REQUIREMENT 1: List every quoted attribute name that the diff in the commit text passes as the third argument to the buffer functions.
REQUIREMENT 2: Switch "interferes" to "conflicts" and write out the part of the commit text that opens with the words containing "This also avoids" and closes with "(normal, time, position)".
REQUIREMENT 3: Proceed with the commit text, starting after its last line.

PAGE TEXT:

Add Python function to extract particles scraped during the last step. (#5711)

This adds a function that extracts the particles that were scraped at
the current timestep.

This is useful in callback functions, where we often want to re-inject
particles that hit the boundary, and therefore need to select the ones
that were scraped at the current timestep.

This also avoids calling `clear_buffer`, which potentially interferes
with the `BoundaryScrapingDiagnostic`

---------

Co-authored-by: pre-commit-ci[bot] <66853113+pre-commit-ci[bot]@users.noreply.github.com>

Author: RemiLehe

Examples/Tests/particle_boundary_interaction/inputs_test_rz_particle_boundary_interaction_picmi.py

@@ -128,20 +128,24 @@ def mirror_reflection():
     # STEP 1: extract the different parameters of the boundary buffer (normal, time, position)
     lev = 0  # level 0 (no mesh refinement here)
     delta_t = concat(
-        buffer.get_particle_boundary_buffer("electrons", "eb", "deltaTimeScraped", lev)
+        buffer.get_particle_scraped_this_step(
+            "electrons", "eb", "deltaTimeScraped", lev
+        )
     )
-    r = concat(buffer.get_particle_boundary_buffer("electrons", "eb", "x", lev))
-    theta = concat(buffer.get_particle_boundary_buffer("electrons", "eb", "theta", lev))
-    z = concat(buffer.get_particle_boundary_buffer("electrons", "eb", "z", lev))
+    r = concat(buffer.get_particle_scraped_this_step("electrons", "eb", "x", lev))
+    theta = concat(
+        buffer.get_particle_scraped_this_step("electrons", "eb", "theta", lev)
+    )
+    z = concat(buffer.get_particle_scraped_this_step("electrons", "eb", "z", lev))

DATASET EXCERPTS:
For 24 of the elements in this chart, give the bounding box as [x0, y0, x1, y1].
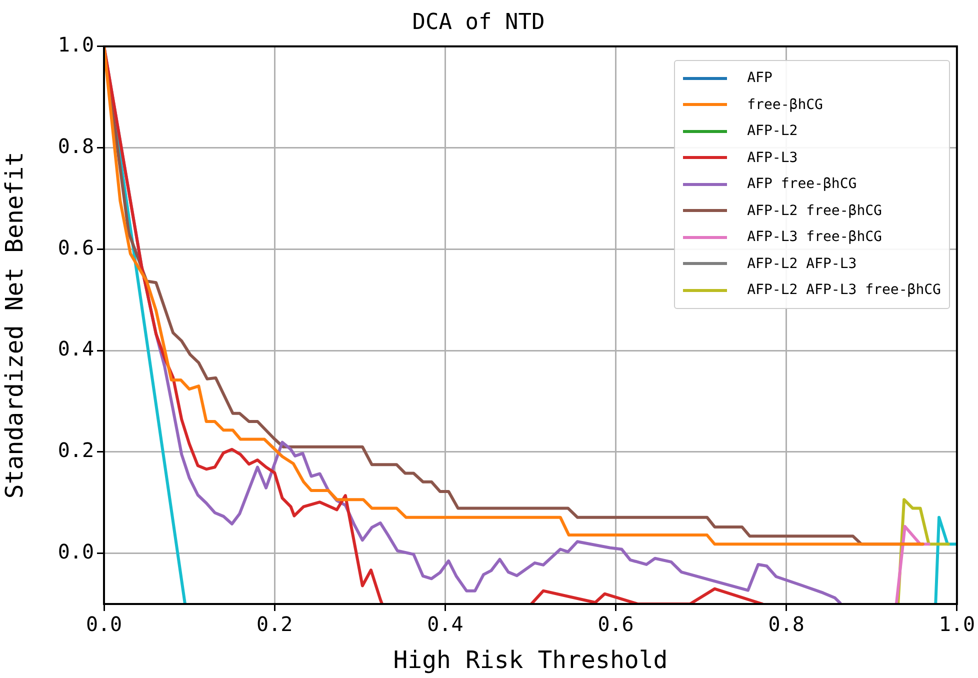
- x-tick-label: 0.8: [768, 612, 804, 636]
- x-axis-title: High Risk Threshold: [393, 646, 668, 674]
- legend-label: AFP-L2 free-βhCG: [747, 202, 882, 219]
- legend-label: AFP-L3 free-βhCG: [747, 229, 882, 246]
- legend-label: AFP free-βhCG: [747, 176, 857, 192]
- y-tick-label: 0.4: [58, 336, 94, 361]
- y-tick-label: 0.8: [58, 134, 94, 158]
- y-tick-label: 1.0: [58, 32, 94, 57]
- legend-label: AFP-L2 AFP-L3: [747, 256, 857, 272]
- y-tick-label: 0.2: [58, 438, 94, 462]
- x-tick-label: 0.6: [598, 612, 634, 636]
- legend-label: AFP-L3: [747, 150, 798, 166]
- x-tick-label: 0.2: [256, 612, 293, 636]
- y-axis-title: Standardized Net Benefit: [0, 152, 29, 499]
- x-tick-label: 0.4: [427, 612, 464, 636]
- y-tick-label: 0.6: [58, 235, 94, 260]
- legend-label: AFP-L2 AFP-L3 free-βhCG: [747, 282, 941, 298]
- legend-label: AFP-L2: [747, 123, 798, 140]
- legend-label: AFP: [747, 70, 772, 86]
- chart-title: DCA of NTD: [412, 10, 545, 35]
- x-tick-label: 0.0: [86, 612, 122, 636]
- x-tick-label: 1.0: [938, 612, 975, 636]
- y-tick-label: 0.0: [58, 540, 94, 564]
- legend-label: free-βhCG: [747, 96, 823, 113]
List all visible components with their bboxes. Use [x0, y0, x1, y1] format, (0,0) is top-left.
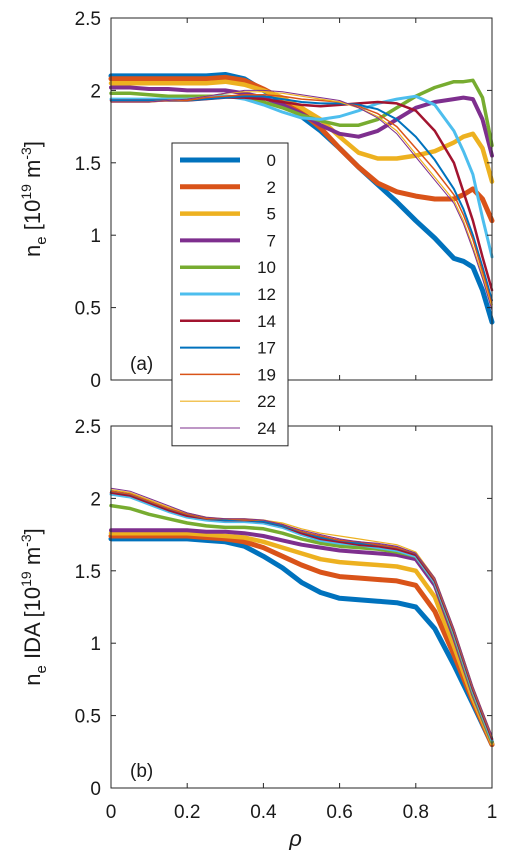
y-axis-label-part: 19 [18, 571, 34, 587]
series-line-19 [110, 93, 493, 306]
y-tick-label: 2 [90, 81, 101, 102]
plot-frame [110, 425, 493, 789]
y-axis-label-part: ] [20, 528, 45, 534]
y-axis-label-part: n [20, 673, 45, 685]
y-axis-label-part: ] [20, 141, 45, 147]
y-tick-label: 0.5 [75, 707, 101, 728]
y-tick-label: 2 [90, 489, 101, 510]
panel-b: 0 0.5 1 1.5 2 2.5 0 0.2 0.4 0.6 0.8 1 (b) ne IDA [101… [18, 417, 497, 850]
x-tick-label: 0.8 [403, 802, 429, 823]
legend-label-0: 0 [267, 151, 276, 170]
legend-label-17: 17 [257, 339, 276, 358]
series-line-2 [108, 533, 495, 748]
y-axis-label: ne [1019 m-3] [18, 141, 50, 257]
x-tick-label: 0.2 [174, 802, 200, 823]
y-tick-label: 0 [90, 371, 101, 392]
y-tick-label: 1 [90, 634, 101, 655]
panel-a: 00.511.522.5(a)ne [1019 m-3] [18, 9, 495, 392]
x-tick-label: 0.6 [326, 802, 352, 823]
legend-label-22: 22 [257, 392, 276, 411]
panel-label: (a) [130, 354, 153, 375]
y-axis-label-part: m [20, 547, 45, 571]
y-tick-label: 1 [90, 226, 101, 247]
x-axis-label: ρ [288, 826, 302, 850]
legend-label-10: 10 [257, 258, 276, 277]
series-line-14 [109, 96, 494, 292]
legend-label-2: 2 [267, 178, 276, 197]
series-line-24 [110, 89, 493, 311]
y-axis-label-part: -3 [18, 147, 34, 160]
y-axis-label-part: m [20, 160, 45, 184]
y-axis-label: ne IDA [1019 m-3] [18, 528, 50, 685]
panel-label: (b) [130, 761, 153, 782]
y-tick-label: 2.5 [75, 417, 101, 438]
y-tick-label: 1.5 [75, 562, 101, 583]
y-tick-label: 1.5 [75, 154, 101, 175]
legend-label-12: 12 [257, 285, 276, 304]
legend: 0 2 5 7 10 12 14 17 19 22 24 [171, 142, 289, 447]
y-tick-label: 0.5 [75, 299, 101, 320]
series-line-7 [109, 528, 494, 744]
x-tick-label: 1 [487, 802, 498, 823]
series-line-19 [110, 490, 493, 739]
y-axis-label-part: -3 [18, 534, 34, 547]
y-axis-label-part: 19 [18, 184, 34, 200]
legend-label-7: 7 [267, 231, 276, 250]
y-axis-label-part: [10 [20, 200, 45, 237]
y-axis-label-part: e [33, 665, 50, 673]
series-line-0 [108, 536, 495, 748]
legend-label-19: 19 [257, 365, 276, 384]
plot-frame [110, 17, 493, 381]
y-tick-label: 2.5 [75, 9, 101, 30]
legend-label-14: 14 [257, 312, 276, 331]
legend-label-5: 5 [267, 205, 276, 224]
y-axis-label-part: IDA [10 [20, 587, 45, 665]
x-tick-label: 0.4 [250, 802, 277, 823]
x-tick-label: 0 [106, 802, 117, 823]
series-line-7 [109, 85, 494, 158]
legend-label-24: 24 [257, 419, 276, 438]
series-line-5 [108, 530, 495, 746]
y-axis-label-part: n [20, 245, 45, 257]
y-tick-label: 0 [90, 779, 101, 800]
series-line-24 [110, 487, 493, 737]
y-axis-label-part: e [33, 236, 50, 244]
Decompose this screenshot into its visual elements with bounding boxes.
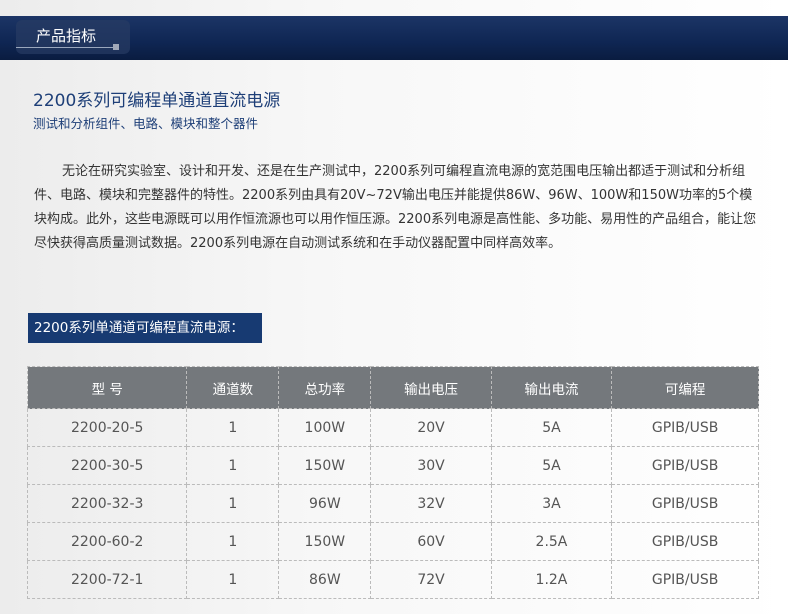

EXERCISE OUTPUT 1: deltaTimeScraped, x, theta, z

EXERCISE OUTPUT 2:
This also avoids calling `clear_buffer`, which potentially conflicts
with the `BoundaryScrapingDiagnostic`

---------

Co-authored-by: pre-commit-ci[bot] <66853113+pre-commit-ci[bot]@users.noreply.github.com>

Author: RemiLehe

Examples/Tests/particle_boundary_interaction/inputs_test_rz_particle_boundary_interaction_picmi.py

@@ -128,20 +128,24 @@ def mirror_reflection():
     # STEP 1: extract the different parameters of the boundary buffer (normal, time, position)

EXERCISE OUTPUT 3:
     x = r * np.cos(theta)  # from RZ coordinates to 3D coordinates
     y = r * np.sin(theta)
-    ux = concat(buffer.get_particle_boundary_buffer("electrons", "eb", "ux", lev))
-    uy = concat(buffer.get_particle_boundary_buffer("electrons", "eb", "uy", lev))
-    uz = concat(buffer.get_particle_boundary_buffer("electrons", "eb", "uz", lev))
-    w = concat(buffer.get_particle_boundary_buffer("electrons", "eb", "w", lev))
-    nx = concat(buffer.get_particle_boundary_buffer("electrons", "eb", "nx", lev))
-    ny = concat(buffer.get_particle_boundary_buffer("electrons", "eb", "ny", lev))
-    nz = concat(buffer.get_particle_boundary_buffer("electrons", "eb", "nz", lev))
+    ux = concat(buffer.get_particle_scraped_this_step("electrons", "eb", "ux", lev))
+    uy = concat(buffer.get_particle_scraped_this_step("electrons", "eb", "uy", lev))
+    uz = concat(buffer.get_particle_scraped_this_step("electrons", "eb", "uz", lev))
+    w = concat(buffer.get_particle_scraped_this_step("electrons", "eb", "w", lev))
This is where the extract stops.